Show all lines holding "VISITED".

═══ DATA FOR THIS TASK ═══

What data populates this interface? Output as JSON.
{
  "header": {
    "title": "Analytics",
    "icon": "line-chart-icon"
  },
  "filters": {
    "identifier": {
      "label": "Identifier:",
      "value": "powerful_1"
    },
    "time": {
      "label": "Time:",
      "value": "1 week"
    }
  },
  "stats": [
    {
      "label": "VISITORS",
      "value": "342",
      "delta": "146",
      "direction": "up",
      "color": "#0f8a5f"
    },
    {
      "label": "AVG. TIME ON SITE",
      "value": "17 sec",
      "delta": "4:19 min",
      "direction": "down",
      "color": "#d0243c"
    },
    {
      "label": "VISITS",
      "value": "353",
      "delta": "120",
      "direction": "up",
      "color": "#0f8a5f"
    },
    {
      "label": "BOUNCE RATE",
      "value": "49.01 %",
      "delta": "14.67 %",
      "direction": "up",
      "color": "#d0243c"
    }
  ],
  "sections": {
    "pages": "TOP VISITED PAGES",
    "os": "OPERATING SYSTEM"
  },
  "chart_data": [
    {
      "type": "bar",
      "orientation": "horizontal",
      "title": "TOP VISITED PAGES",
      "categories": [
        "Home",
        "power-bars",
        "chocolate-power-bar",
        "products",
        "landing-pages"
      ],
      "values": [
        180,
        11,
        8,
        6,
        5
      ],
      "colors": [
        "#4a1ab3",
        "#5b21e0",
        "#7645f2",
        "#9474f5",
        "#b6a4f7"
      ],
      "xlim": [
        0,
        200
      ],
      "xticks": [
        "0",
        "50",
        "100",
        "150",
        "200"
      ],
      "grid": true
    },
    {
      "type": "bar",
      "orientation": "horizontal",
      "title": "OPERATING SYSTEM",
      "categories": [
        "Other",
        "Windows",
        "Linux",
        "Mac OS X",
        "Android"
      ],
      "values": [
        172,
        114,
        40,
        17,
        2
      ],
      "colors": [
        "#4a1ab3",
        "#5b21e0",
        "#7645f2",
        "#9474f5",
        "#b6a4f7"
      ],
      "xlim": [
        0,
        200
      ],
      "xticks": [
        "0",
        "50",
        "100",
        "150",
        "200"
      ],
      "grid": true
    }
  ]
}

═══

→ **TASK ANSWER**:
    "pages": "TOP VISITED PAGES",
      "title": "TOP VISITED PAGES",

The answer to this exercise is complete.